## Exercise instructions
Go over the listing below line by line and tally those containing "right". Give only the tally.

•••••

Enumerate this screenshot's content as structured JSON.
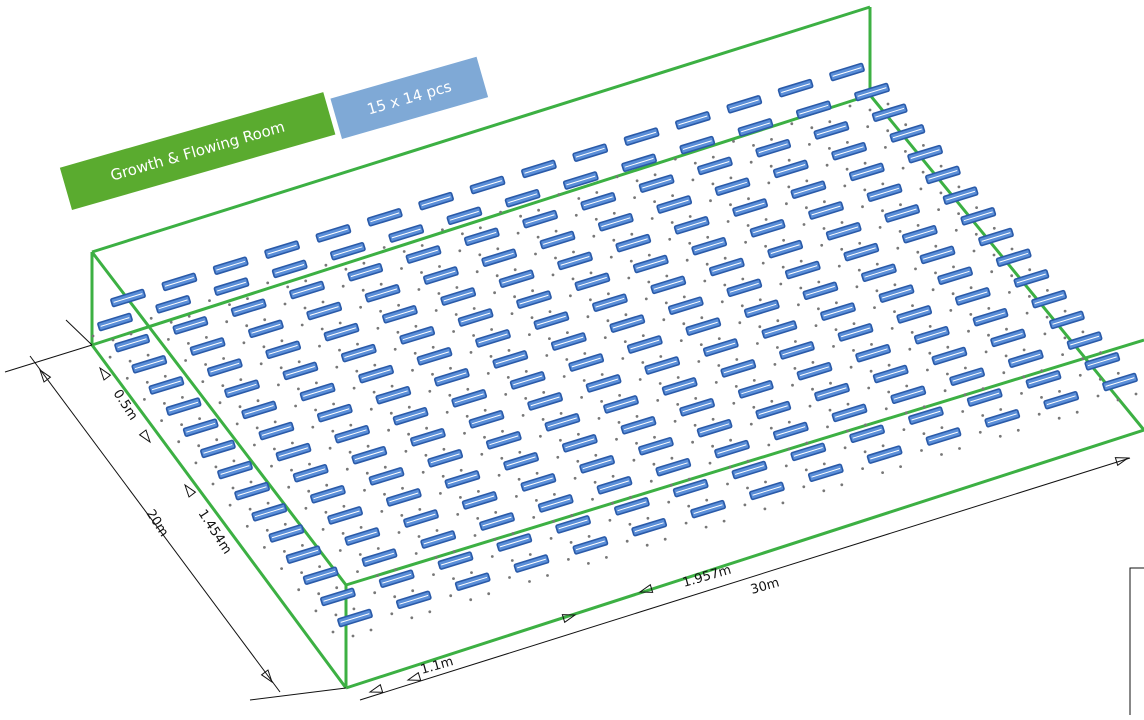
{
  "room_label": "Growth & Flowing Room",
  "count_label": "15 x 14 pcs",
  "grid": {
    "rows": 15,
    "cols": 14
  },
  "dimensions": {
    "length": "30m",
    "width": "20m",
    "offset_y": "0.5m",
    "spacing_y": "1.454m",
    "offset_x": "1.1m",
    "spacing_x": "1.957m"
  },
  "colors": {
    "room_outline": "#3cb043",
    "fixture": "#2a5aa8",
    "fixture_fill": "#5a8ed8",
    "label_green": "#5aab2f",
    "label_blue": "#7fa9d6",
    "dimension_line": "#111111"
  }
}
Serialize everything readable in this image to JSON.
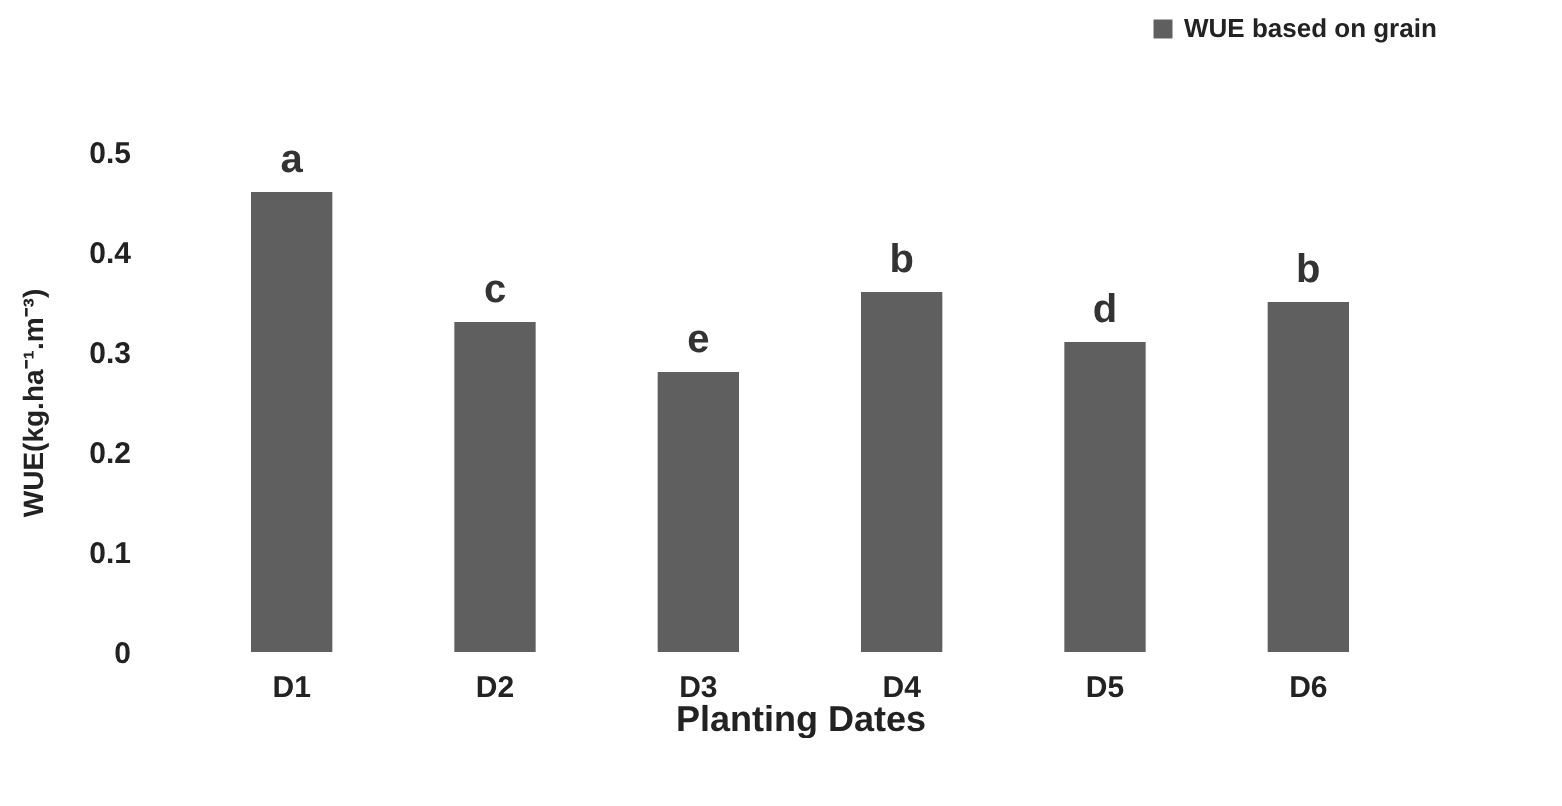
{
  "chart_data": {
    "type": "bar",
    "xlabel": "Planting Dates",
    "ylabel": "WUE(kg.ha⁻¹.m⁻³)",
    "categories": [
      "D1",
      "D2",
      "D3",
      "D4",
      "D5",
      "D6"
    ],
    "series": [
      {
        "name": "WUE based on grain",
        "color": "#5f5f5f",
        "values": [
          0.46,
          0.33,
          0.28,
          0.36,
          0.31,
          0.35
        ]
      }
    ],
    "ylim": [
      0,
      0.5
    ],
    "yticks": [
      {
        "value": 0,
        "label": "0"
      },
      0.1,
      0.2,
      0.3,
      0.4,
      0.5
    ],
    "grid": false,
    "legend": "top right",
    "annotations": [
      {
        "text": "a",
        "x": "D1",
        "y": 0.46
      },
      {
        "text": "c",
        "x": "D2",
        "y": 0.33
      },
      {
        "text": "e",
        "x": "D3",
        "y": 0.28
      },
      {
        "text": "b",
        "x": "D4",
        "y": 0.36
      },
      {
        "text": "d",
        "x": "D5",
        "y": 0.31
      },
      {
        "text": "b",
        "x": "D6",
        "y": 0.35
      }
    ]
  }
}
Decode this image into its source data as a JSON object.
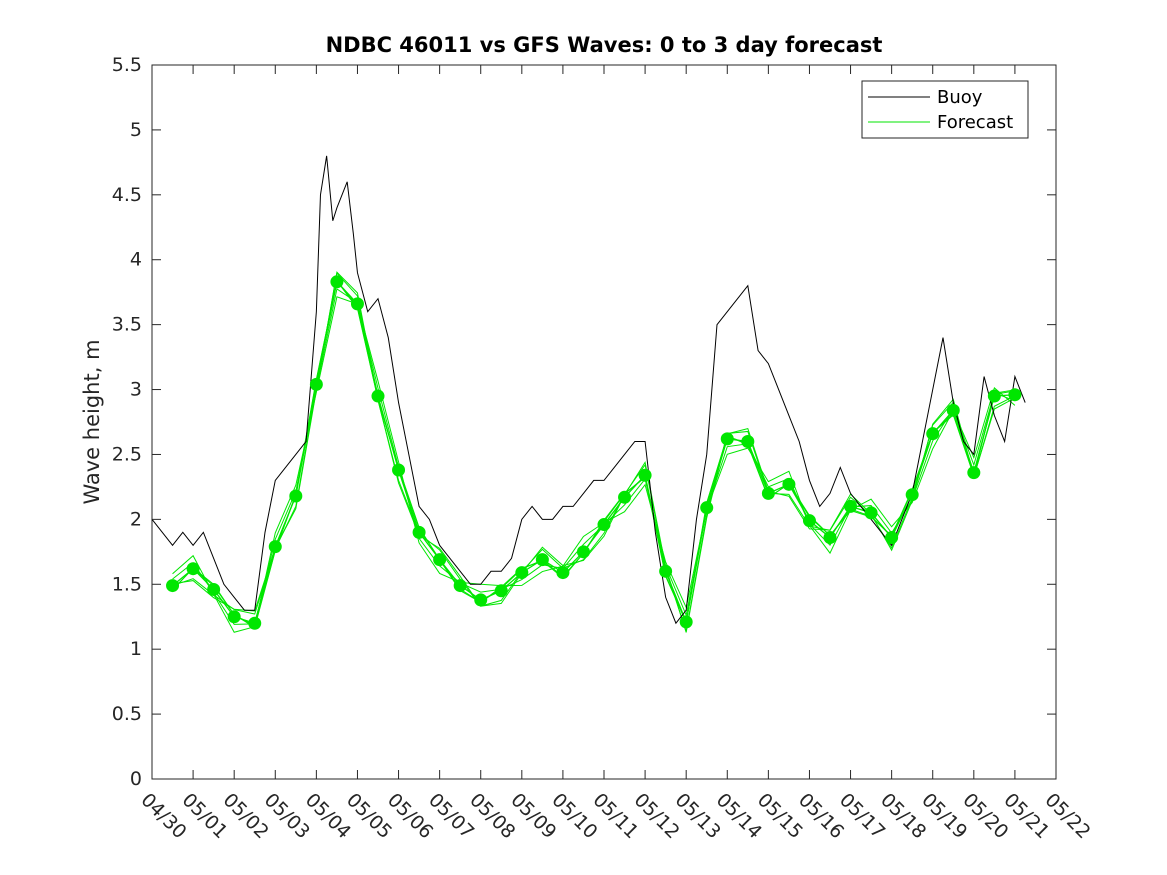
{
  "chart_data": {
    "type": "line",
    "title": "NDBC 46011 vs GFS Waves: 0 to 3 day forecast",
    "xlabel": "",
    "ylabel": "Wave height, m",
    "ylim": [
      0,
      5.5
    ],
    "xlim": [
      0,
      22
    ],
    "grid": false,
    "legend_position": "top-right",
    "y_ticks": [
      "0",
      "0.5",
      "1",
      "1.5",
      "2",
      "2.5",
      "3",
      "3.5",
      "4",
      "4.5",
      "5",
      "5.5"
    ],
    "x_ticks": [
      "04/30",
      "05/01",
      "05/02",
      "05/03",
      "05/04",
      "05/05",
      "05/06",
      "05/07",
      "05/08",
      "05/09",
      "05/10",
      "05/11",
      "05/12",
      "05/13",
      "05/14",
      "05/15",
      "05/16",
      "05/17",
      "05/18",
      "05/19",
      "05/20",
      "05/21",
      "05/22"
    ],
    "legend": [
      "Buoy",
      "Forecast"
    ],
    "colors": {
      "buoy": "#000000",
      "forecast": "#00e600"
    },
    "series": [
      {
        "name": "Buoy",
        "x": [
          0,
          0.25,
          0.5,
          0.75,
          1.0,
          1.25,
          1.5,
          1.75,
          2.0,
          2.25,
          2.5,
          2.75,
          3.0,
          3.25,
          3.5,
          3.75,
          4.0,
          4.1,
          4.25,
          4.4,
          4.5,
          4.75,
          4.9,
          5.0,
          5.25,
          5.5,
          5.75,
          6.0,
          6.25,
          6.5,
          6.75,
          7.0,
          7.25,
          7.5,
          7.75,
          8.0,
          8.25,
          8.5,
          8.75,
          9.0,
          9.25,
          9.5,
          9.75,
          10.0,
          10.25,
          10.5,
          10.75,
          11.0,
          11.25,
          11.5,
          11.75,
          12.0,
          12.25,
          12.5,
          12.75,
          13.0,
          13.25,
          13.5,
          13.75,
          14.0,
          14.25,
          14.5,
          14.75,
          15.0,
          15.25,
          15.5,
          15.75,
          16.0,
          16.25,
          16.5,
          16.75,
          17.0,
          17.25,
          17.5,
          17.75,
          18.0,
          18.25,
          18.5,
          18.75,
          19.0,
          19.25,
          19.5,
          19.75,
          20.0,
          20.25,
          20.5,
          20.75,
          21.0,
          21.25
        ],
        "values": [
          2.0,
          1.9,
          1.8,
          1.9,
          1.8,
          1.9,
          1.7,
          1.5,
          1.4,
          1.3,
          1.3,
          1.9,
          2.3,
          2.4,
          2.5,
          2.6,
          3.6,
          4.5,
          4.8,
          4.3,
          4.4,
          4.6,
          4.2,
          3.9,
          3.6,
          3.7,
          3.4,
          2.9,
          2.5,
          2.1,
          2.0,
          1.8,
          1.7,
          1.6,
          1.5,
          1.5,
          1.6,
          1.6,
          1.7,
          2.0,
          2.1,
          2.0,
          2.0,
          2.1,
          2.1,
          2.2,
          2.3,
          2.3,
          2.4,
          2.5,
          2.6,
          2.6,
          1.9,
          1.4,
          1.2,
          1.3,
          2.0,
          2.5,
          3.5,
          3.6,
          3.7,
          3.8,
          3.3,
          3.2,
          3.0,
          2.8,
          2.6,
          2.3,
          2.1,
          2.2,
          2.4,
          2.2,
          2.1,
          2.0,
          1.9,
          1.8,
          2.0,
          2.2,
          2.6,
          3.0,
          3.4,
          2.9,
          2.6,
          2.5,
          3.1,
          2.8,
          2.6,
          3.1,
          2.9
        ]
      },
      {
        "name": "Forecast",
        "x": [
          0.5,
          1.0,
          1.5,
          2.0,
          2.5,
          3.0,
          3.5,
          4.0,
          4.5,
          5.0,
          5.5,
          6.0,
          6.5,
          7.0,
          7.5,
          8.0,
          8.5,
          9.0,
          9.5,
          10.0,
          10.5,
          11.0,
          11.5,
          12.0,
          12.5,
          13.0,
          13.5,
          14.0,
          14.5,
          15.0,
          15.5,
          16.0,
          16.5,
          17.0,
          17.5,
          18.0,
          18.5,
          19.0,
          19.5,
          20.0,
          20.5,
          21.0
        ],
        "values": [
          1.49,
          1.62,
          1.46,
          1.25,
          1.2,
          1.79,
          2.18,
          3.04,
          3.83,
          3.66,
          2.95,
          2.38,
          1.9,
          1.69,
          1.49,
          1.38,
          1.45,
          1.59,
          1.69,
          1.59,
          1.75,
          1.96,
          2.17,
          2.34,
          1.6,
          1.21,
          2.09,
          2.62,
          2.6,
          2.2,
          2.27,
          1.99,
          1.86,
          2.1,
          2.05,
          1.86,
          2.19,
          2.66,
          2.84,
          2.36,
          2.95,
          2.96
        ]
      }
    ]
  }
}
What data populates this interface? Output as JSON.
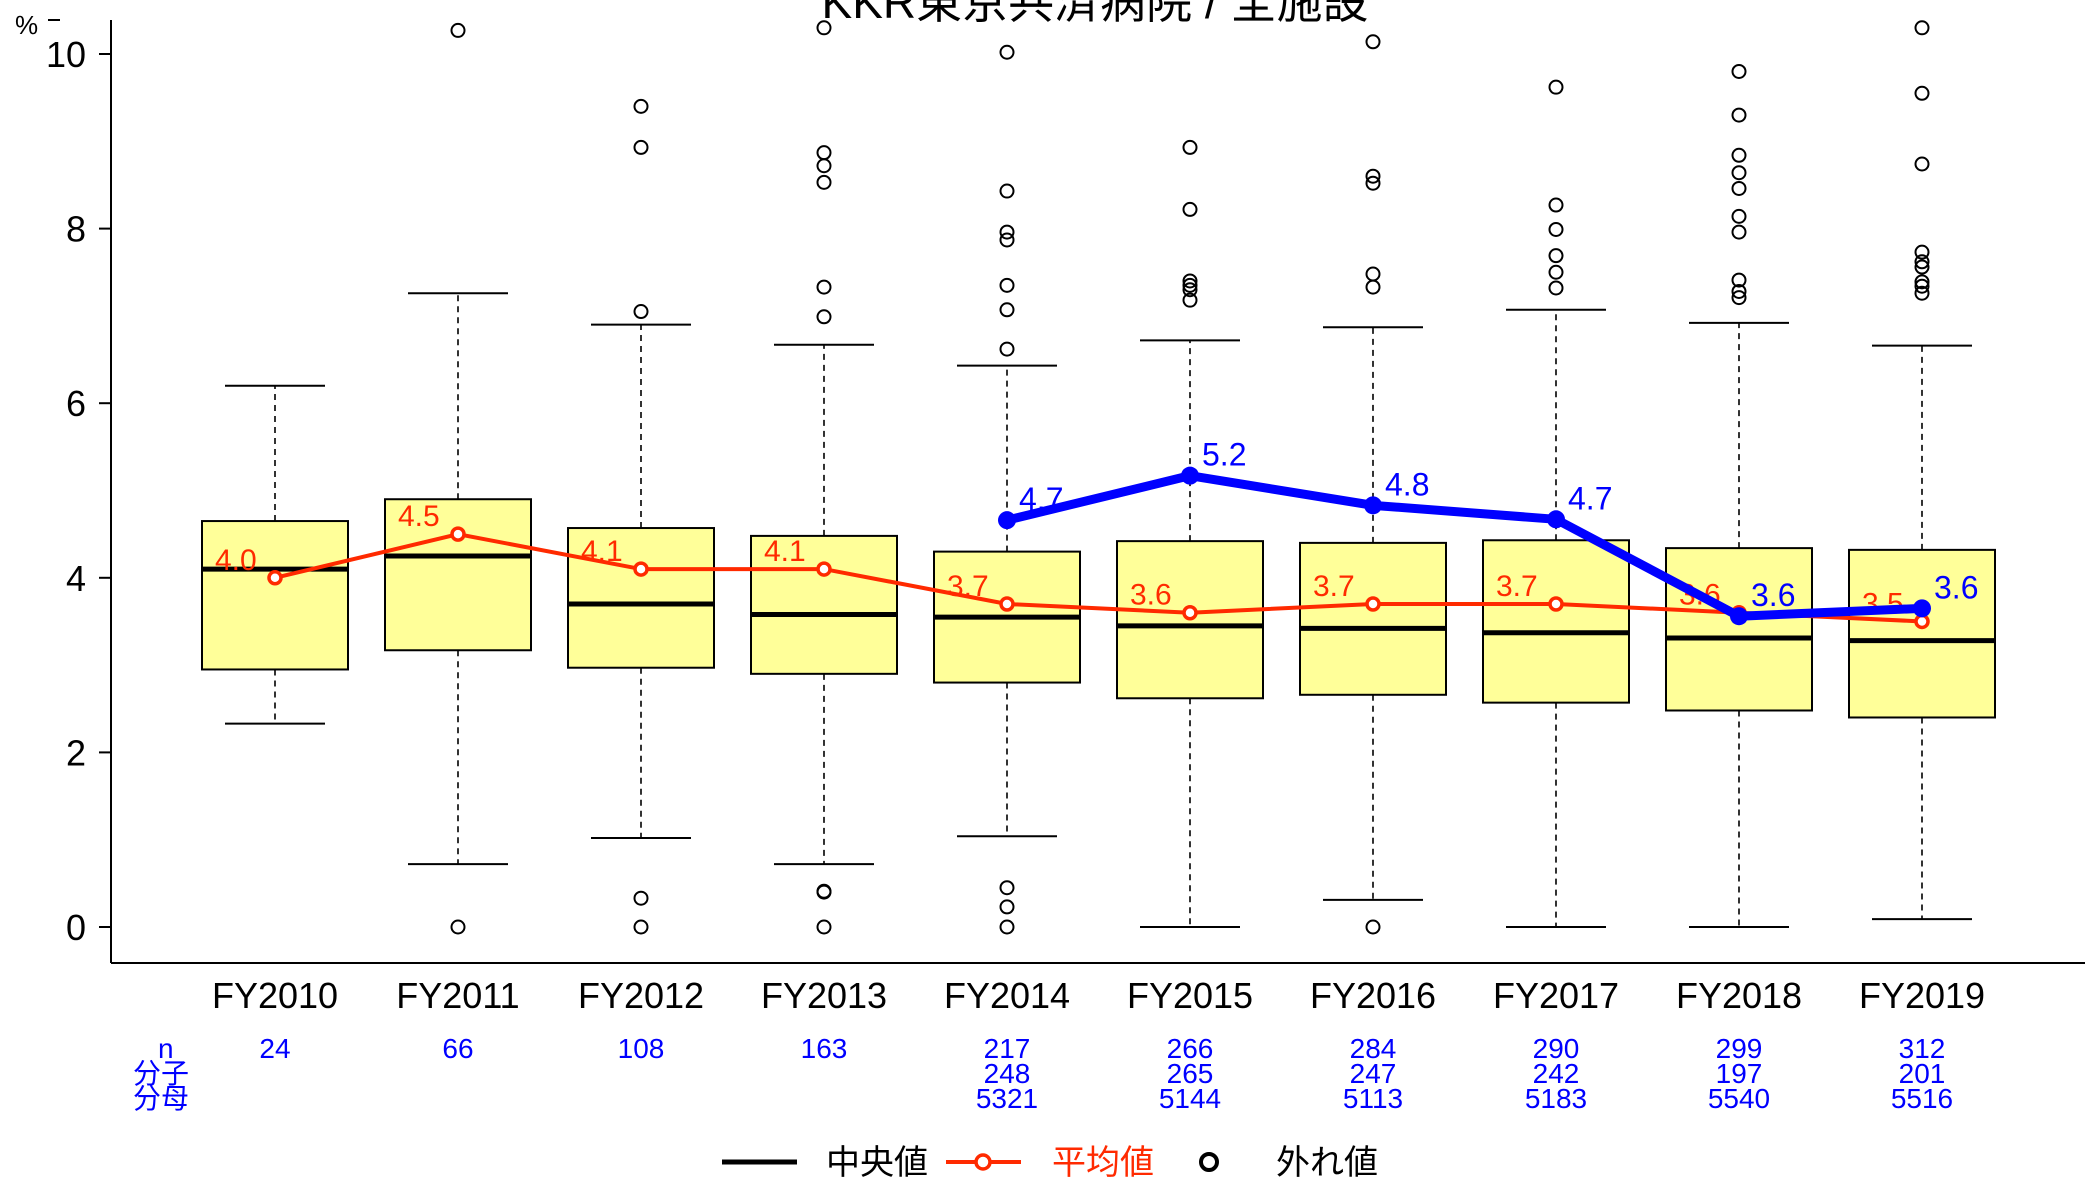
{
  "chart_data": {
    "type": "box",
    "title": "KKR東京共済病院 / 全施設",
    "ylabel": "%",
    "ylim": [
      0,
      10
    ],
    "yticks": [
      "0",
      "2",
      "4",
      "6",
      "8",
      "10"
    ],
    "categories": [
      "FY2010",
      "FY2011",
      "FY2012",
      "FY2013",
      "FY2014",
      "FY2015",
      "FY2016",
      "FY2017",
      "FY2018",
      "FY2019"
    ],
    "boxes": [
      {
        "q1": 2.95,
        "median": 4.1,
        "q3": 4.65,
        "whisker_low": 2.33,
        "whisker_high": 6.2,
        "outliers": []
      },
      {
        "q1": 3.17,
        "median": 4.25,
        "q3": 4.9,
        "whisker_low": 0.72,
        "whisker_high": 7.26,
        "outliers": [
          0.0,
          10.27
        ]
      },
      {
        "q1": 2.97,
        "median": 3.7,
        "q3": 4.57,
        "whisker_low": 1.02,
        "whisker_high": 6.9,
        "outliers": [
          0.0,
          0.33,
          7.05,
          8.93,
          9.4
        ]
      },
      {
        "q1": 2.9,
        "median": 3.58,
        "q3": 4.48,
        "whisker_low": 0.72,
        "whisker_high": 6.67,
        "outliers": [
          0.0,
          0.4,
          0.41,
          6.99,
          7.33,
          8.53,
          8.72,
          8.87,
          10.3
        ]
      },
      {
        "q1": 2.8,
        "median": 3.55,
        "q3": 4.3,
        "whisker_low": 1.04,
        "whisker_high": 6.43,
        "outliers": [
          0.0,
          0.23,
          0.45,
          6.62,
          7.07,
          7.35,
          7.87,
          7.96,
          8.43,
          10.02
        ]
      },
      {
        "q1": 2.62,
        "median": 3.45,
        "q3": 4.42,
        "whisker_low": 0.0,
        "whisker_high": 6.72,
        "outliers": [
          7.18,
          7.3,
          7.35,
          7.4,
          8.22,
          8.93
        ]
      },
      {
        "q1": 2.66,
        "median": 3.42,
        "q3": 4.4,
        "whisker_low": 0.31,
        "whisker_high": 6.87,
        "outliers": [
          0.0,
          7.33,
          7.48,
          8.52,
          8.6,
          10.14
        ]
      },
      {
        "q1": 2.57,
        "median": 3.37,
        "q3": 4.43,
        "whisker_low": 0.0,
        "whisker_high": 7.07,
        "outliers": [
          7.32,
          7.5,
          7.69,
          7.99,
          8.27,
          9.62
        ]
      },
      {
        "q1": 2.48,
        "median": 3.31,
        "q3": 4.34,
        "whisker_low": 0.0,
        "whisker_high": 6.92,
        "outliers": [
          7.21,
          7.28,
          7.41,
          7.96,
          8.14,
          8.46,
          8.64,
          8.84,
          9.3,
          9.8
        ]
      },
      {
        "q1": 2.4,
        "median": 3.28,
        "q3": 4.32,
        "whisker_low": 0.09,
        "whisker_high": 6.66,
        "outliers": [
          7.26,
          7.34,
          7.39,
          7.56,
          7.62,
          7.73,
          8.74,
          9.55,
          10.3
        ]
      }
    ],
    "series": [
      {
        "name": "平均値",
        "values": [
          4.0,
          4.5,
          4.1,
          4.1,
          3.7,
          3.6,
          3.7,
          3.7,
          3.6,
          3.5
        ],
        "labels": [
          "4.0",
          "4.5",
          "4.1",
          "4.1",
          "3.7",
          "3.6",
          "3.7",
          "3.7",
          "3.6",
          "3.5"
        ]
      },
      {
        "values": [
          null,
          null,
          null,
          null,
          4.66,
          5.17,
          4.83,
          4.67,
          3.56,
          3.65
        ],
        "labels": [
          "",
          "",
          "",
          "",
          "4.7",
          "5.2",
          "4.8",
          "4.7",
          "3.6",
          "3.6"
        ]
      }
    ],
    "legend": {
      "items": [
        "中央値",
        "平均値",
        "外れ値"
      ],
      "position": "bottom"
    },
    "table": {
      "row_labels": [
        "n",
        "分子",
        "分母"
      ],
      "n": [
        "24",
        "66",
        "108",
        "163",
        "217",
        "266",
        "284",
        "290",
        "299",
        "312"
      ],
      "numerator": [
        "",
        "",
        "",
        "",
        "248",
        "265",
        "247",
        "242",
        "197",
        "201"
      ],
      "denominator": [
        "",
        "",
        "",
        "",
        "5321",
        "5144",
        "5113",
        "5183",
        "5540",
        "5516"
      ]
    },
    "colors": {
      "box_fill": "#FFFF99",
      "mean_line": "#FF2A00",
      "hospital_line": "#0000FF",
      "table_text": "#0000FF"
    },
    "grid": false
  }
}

•••••

## Response to this exercise
2